Task details
Look over the entries that follow and work out how many lines contain "degree". State the number only.

(Dataset records)

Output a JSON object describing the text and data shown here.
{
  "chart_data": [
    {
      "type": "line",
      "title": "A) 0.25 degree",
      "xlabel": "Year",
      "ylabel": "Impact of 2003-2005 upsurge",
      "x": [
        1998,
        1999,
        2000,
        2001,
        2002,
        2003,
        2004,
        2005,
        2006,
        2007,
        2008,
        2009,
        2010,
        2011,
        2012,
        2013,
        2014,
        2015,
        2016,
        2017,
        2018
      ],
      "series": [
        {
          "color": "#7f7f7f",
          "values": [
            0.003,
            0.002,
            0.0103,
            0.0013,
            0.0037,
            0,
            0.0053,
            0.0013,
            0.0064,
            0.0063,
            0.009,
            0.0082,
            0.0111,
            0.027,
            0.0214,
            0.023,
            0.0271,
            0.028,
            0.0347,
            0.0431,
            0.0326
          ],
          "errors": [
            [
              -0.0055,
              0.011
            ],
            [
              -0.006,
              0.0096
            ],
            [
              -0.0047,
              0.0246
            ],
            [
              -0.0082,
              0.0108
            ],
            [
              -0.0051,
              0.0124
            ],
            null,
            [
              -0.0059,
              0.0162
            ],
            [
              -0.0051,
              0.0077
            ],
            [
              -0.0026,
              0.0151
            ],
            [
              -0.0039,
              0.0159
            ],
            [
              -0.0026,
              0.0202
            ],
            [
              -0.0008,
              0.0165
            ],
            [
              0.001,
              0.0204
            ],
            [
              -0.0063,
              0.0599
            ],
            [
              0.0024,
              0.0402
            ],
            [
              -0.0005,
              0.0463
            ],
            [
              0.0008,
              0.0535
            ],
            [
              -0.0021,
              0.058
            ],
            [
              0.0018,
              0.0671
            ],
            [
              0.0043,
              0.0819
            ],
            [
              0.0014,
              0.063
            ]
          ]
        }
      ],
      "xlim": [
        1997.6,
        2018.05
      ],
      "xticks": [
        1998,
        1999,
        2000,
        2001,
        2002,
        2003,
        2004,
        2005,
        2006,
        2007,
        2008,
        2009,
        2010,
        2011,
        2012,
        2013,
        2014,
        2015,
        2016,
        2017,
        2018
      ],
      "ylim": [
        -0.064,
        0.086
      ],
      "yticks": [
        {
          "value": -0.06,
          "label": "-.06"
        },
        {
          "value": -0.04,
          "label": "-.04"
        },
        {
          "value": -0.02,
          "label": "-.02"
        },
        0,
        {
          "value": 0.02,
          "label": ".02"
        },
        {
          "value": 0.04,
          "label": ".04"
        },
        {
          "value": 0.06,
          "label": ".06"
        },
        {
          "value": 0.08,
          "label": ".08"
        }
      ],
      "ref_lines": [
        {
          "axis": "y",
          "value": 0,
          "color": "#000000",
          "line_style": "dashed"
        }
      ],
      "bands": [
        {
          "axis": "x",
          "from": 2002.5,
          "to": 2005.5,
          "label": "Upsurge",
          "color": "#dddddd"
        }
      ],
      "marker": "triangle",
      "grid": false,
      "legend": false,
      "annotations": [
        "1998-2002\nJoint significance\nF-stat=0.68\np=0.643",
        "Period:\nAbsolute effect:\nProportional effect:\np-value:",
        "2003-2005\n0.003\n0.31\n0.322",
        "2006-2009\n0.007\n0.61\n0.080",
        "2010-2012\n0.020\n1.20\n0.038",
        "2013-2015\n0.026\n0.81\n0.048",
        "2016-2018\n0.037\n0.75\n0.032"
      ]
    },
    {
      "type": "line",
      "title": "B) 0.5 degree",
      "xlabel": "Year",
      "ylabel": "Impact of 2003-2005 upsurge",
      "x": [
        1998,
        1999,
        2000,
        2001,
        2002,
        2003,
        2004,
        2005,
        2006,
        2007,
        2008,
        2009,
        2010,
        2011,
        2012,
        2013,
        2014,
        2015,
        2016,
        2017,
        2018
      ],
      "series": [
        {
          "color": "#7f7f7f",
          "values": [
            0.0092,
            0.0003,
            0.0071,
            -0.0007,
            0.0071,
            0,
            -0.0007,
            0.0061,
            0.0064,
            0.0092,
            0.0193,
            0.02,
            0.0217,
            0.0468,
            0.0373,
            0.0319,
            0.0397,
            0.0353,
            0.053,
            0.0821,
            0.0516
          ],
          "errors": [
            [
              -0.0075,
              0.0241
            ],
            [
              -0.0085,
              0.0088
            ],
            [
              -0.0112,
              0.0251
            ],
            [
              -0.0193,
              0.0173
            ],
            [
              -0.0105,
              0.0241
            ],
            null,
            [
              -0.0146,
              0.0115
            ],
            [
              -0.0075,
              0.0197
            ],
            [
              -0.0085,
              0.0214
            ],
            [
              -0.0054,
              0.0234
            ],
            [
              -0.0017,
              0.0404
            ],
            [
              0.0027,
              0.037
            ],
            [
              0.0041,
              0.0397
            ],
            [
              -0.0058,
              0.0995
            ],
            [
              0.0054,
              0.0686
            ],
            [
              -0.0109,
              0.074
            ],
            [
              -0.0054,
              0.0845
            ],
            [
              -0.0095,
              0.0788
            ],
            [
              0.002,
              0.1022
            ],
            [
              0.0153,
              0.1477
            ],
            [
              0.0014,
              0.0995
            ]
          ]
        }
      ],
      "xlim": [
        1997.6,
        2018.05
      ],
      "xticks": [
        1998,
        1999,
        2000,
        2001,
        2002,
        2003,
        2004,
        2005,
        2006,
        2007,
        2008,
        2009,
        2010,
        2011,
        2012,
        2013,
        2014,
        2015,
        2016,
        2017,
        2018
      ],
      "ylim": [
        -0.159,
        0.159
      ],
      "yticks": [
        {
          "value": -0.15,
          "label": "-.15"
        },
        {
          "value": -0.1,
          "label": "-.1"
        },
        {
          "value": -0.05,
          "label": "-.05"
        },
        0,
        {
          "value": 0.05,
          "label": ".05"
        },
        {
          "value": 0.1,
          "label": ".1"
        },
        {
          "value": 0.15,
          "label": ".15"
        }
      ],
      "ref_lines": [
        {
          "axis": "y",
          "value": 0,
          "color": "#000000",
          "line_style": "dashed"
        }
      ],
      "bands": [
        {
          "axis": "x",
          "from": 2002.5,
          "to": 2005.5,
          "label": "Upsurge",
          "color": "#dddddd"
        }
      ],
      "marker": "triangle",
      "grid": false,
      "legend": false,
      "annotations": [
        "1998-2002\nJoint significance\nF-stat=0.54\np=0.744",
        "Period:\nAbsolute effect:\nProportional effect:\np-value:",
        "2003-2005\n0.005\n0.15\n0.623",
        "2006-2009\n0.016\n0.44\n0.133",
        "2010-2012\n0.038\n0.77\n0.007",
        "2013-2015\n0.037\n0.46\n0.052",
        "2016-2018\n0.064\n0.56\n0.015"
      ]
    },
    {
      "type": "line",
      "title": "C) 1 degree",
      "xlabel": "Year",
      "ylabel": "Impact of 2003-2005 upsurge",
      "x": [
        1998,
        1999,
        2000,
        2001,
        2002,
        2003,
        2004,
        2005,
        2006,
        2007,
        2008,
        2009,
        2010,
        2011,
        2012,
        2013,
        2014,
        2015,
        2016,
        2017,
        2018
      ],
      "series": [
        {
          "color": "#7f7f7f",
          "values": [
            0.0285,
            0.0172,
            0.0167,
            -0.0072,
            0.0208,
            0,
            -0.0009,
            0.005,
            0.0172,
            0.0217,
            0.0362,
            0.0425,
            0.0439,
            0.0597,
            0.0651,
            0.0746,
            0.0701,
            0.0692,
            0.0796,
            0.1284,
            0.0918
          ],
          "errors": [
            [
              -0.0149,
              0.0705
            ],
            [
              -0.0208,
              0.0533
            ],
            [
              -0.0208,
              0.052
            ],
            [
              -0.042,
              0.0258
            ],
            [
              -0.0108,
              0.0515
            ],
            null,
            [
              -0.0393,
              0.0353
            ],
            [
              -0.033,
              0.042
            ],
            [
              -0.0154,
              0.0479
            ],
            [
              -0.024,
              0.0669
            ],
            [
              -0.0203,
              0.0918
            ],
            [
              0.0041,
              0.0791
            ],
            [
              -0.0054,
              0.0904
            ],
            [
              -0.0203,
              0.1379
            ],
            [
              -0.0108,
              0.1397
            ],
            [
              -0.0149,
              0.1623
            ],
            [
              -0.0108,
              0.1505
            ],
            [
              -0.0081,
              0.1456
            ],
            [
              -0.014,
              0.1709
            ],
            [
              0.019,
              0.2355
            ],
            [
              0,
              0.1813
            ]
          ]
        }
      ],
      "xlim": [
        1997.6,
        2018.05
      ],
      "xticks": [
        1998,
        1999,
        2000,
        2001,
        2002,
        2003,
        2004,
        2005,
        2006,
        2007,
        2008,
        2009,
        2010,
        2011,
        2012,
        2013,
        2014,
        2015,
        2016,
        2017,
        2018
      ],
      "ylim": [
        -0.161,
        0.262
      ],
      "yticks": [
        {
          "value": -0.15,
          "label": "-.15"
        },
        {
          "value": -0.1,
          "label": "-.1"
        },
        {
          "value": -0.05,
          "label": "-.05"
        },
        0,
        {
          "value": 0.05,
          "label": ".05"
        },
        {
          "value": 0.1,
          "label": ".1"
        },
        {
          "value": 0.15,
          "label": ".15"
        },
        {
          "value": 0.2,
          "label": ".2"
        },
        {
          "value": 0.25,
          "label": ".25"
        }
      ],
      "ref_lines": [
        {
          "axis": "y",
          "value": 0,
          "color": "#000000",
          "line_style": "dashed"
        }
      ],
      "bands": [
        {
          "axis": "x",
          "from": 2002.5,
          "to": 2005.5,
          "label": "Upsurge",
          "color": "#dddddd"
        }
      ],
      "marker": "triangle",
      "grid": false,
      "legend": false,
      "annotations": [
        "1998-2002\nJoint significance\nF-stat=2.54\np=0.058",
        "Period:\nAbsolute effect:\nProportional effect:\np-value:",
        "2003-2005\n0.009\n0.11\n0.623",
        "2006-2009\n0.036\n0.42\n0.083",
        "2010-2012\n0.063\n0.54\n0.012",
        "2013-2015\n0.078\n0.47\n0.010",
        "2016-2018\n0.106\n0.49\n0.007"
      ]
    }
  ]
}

Completed exercise
3